MATERIAL SUPPLIED:
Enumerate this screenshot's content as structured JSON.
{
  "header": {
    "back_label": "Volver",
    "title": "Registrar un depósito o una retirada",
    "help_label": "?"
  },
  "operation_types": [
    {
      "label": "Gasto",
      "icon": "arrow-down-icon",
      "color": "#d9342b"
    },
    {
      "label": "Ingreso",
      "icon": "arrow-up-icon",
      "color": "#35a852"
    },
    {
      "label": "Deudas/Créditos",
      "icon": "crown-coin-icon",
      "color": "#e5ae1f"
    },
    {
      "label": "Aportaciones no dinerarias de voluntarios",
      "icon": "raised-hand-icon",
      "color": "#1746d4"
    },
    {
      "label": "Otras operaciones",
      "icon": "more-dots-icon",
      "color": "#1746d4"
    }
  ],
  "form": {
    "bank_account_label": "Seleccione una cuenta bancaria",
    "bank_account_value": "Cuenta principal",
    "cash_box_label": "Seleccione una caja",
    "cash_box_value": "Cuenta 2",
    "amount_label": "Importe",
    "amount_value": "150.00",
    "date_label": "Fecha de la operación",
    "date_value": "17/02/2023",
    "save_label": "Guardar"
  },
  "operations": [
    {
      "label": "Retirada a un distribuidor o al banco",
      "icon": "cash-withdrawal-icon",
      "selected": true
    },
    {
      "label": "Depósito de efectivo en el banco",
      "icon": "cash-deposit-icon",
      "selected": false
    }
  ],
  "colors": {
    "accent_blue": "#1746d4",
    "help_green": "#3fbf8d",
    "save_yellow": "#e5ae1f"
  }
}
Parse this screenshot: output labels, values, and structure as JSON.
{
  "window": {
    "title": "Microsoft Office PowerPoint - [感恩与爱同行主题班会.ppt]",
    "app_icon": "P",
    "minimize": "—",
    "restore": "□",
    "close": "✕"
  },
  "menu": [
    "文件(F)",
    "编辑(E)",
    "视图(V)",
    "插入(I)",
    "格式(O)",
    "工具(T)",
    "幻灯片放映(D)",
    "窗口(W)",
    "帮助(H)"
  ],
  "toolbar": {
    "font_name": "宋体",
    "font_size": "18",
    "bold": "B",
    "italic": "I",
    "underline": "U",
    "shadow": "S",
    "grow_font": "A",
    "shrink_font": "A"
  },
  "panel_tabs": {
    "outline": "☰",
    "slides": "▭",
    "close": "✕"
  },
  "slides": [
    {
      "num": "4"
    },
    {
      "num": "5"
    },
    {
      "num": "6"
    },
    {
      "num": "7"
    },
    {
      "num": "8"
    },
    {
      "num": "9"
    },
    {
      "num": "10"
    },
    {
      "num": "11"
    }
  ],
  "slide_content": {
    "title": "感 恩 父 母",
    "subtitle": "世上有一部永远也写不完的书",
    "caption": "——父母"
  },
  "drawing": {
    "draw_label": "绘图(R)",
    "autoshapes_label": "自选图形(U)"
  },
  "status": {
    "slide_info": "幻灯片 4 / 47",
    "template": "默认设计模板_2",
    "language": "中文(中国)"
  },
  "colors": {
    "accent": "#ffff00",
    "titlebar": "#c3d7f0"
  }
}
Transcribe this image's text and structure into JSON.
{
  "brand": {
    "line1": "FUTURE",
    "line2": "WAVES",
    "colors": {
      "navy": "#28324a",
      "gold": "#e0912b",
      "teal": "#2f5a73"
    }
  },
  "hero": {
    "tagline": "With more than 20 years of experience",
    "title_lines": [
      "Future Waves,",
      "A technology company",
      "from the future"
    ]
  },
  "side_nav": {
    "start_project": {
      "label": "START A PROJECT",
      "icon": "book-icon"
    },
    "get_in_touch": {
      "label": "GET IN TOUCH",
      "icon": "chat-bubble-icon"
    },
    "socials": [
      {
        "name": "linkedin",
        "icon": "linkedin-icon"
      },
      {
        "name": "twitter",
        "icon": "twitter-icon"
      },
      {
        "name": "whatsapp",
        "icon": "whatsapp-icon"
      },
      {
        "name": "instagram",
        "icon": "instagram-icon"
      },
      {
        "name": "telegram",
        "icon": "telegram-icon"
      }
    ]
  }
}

SET PROBLEM:
Quote all the records exactly, please, leaving none out.

COMPLETE RESPONSE:
Enumerate this screenshot's content as structured JSON.
{
  "header": {
    "back_label": "Volver",
    "title": "Registrar un depósito o una retirada",
    "help_label": "?"
  },
  "operation_types": [
    {
      "label": "Gasto",
      "icon": "arrow-down-icon",
      "color": "#d9342b"
    },
    {
      "label": "Ingreso",
      "icon": "arrow-up-icon",
      "color": "#35a852"
    },
    {
      "label": "Deudas/Créditos",
      "icon": "crown-coin-icon",
      "color": "#e5ae1f"
    },
    {
      "label": "Aportaciones no dinerarias de voluntarios",
      "icon": "raised-hand-icon",
      "color": "#1746d4"
    },
    {
      "label": "Otras operaciones",
      "icon": "more-dots-icon",
      "color": "#1746d4"
    }
  ],
  "form": {
    "bank_account_label": "Seleccione una cuenta bancaria",
    "bank_account_value": "Cuenta principal",
    "cash_box_label": "Seleccione una caja",
    "cash_box_value": "Cuenta 2",
    "amount_label": "Importe",
    "amount_value": "150.00",
    "date_label": "Fecha de la operación",
    "date_value": "17/02/2023",
    "save_label": "Guardar"
  },
  "operations": [
    {
      "label": "Retirada a un distribuidor o al banco",
      "icon": "cash-withdrawal-icon",
      "selected": true
    },
    {
      "label": "Depósito de efectivo en el banco",
      "icon": "cash-deposit-icon",
      "selected": false
    }
  ],
  "colors": {
    "accent_blue": "#1746d4",
    "help_green": "#3fbf8d",
    "save_yellow": "#e5ae1f"
  }
}
Parse this screenshot: output labels, values, and structure as JSON.
{
  "window": {
    "title": "Microsoft Office PowerPoint - [感恩与爱同行主题班会.ppt]",
    "app_icon": "P",
    "minimize": "—",
    "restore": "□",
    "close": "✕"
  },
  "menu": [
    "文件(F)",
    "编辑(E)",
    "视图(V)",
    "插入(I)",
    "格式(O)",
    "工具(T)",
    "幻灯片放映(D)",
    "窗口(W)",
    "帮助(H)"
  ],
  "toolbar": {
    "font_name": "宋体",
    "font_size": "18",
    "bold": "B",
    "italic": "I",
    "underline": "U",
    "shadow": "S",
    "grow_font": "A",
    "shrink_font": "A"
  },
  "panel_tabs": {
    "outline": "☰",
    "slides": "▭",
    "close": "✕"
  },
  "slides": [
    {
      "num": "4"
    },
    {
      "num": "5"
    },
    {
      "num": "6"
    },
    {
      "num": "7"
    },
    {
      "num": "8"
    },
    {
      "num": "9"
    },
    {
      "num": "10"
    },
    {
      "num": "11"
    }
  ],
  "slide_content": {
    "title": "感 恩 父 母",
    "subtitle": "世上有一部永远也写不完的书",
    "caption": "——父母"
  },
  "drawing": {
    "draw_label": "绘图(R)",
    "autoshapes_label": "自选图形(U)"
  },
  "status": {
    "slide_info": "幻灯片 4 / 47",
    "template": "默认设计模板_2",
    "language": "中文(中国)"
  },
  "colors": {
    "accent": "#ffff00",
    "titlebar": "#c3d7f0"
  }
}
Transcribe this image's text and structure into JSON.
{
  "brand": {
    "line1": "FUTURE",
    "line2": "WAVES",
    "colors": {
      "navy": "#28324a",
      "gold": "#e0912b",
      "teal": "#2f5a73"
    }
  },
  "hero": {
    "tagline": "With more than 20 years of experience",
    "title_lines": [
      "Future Waves,",
      "A technology company",
      "from the future"
    ]
  },
  "side_nav": {
    "start_project": {
      "label": "START A PROJECT",
      "icon": "book-icon"
    },
    "get_in_touch": {
      "label": "GET IN TOUCH",
      "icon": "chat-bubble-icon"
    },
    "socials": [
      {
        "name": "linkedin",
        "icon": "linkedin-icon"
      },
      {
        "name": "twitter",
        "icon": "twitter-icon"
      },
      {
        "name": "whatsapp",
        "icon": "whatsapp-icon"
      },
      {
        "name": "instagram",
        "icon": "instagram-icon"
      },
      {
        "name": "telegram",
        "icon": "telegram-icon"
      }
    ]
  }
}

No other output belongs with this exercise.